*DIRECTIONS FOR THIS TASK*
Go through the material below and copy each line where the word "name" appears.

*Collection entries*
◆ ◆ ◆ ◆
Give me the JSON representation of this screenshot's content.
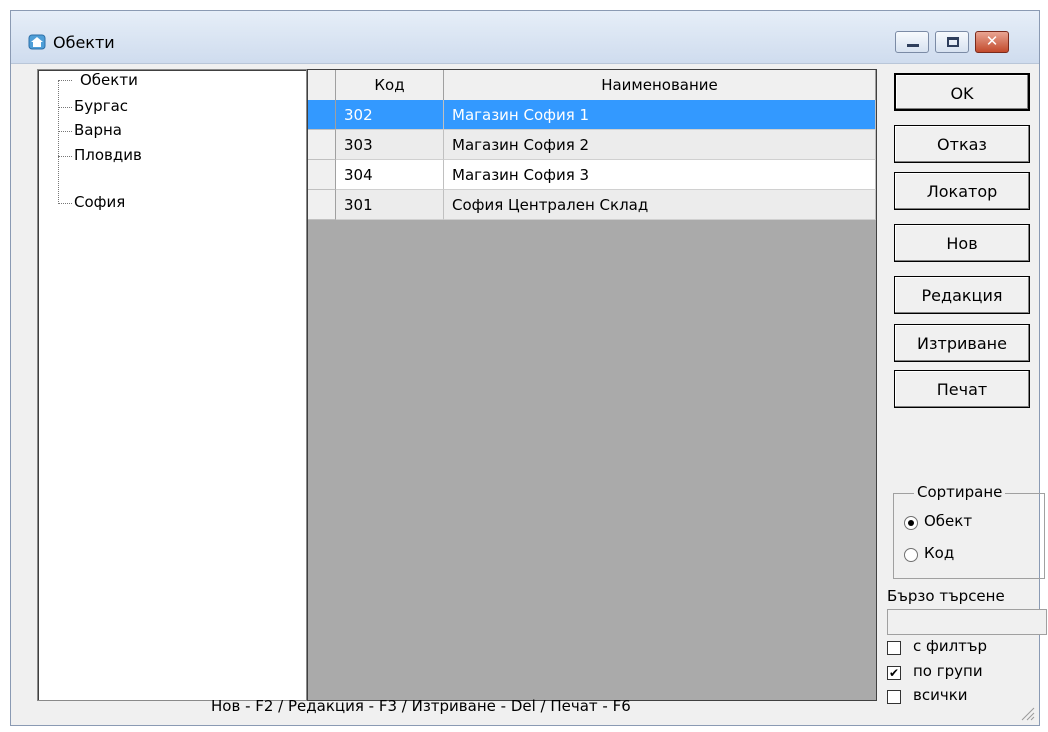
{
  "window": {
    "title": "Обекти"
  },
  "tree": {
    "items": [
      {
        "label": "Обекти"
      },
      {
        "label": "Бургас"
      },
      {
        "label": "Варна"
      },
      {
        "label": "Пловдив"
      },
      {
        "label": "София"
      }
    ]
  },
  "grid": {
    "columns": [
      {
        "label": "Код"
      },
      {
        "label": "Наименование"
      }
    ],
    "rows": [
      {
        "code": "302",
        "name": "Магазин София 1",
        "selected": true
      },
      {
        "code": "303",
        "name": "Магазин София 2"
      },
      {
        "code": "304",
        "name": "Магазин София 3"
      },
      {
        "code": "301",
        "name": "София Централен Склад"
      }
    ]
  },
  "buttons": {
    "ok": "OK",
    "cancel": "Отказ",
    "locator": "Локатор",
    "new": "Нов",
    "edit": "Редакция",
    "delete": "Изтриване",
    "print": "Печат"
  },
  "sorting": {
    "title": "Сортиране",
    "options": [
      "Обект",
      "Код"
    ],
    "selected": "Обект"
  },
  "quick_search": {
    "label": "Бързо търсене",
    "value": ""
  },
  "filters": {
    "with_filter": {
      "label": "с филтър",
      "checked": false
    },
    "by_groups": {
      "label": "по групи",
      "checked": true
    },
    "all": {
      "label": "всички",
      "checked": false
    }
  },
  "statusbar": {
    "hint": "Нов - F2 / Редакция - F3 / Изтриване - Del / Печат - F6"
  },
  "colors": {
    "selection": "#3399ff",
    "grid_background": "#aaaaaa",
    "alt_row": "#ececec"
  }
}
◆ ◆ ◆ ◆
*RESPONSE TO THE TASK*
        "name": "Магазин София 1",
        "name": "Магазин София 2"
        "name": "Магазин София 3"
        "name": "София Централен Склад"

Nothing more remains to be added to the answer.